-- begin --

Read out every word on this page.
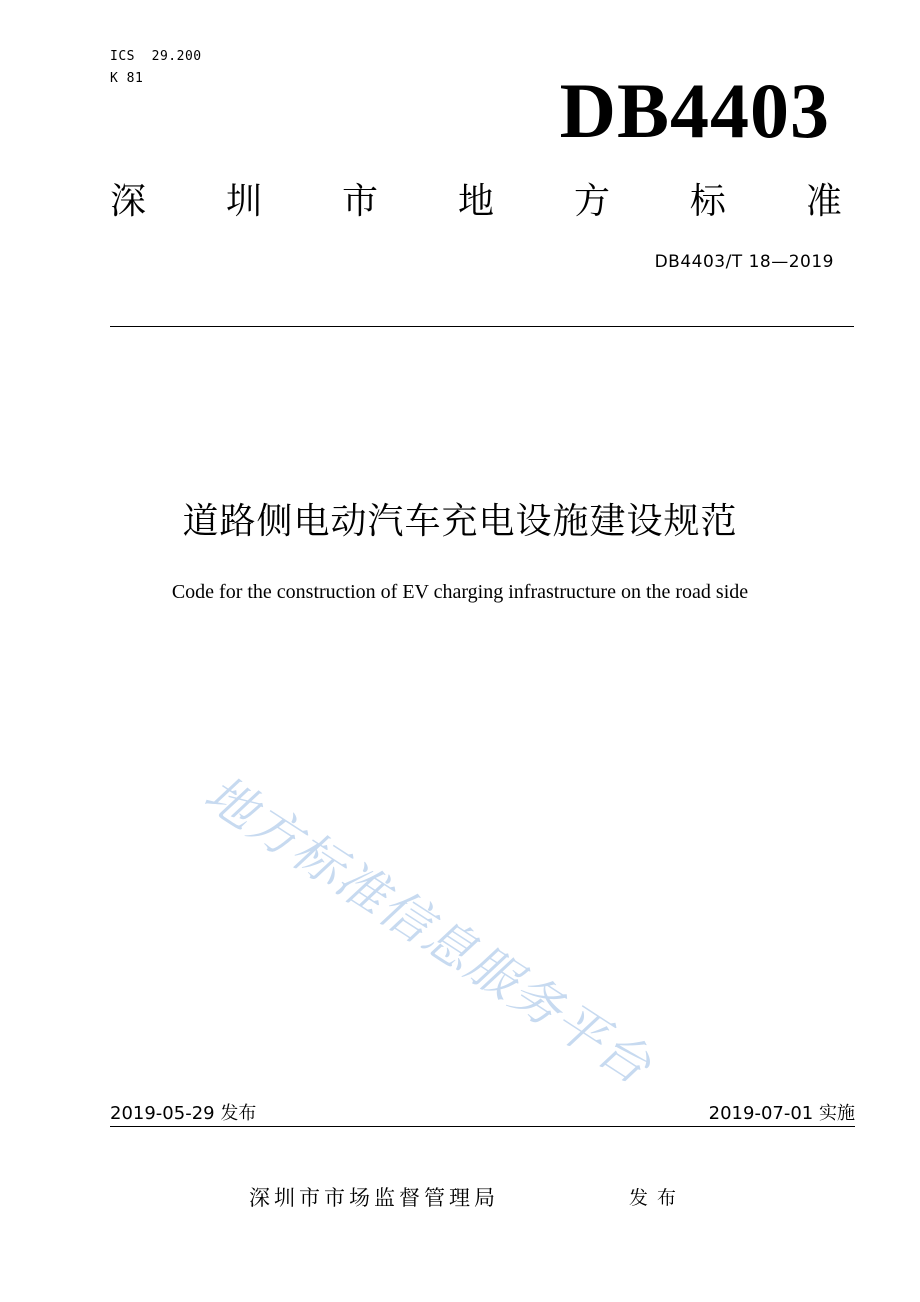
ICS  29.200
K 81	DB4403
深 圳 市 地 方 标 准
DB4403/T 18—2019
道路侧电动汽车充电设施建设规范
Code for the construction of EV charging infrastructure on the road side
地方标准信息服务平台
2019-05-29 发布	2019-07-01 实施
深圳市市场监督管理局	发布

-- end --

**Short problem:** Will you set down the records word for word while leaving out every picture?

**Solution to this exercise:**
Read out every word on this page.
ICS  29.200
K 81	DB4403
深 圳 市 地 方 标 准
DB4403/T 18—2019
道路侧电动汽车充电设施建设规范
Code for the construction of EV charging infrastructure on the road side
地方标准信息服务平台
2019-05-29 发布	2019-07-01 实施
深圳市市场监督管理局	发布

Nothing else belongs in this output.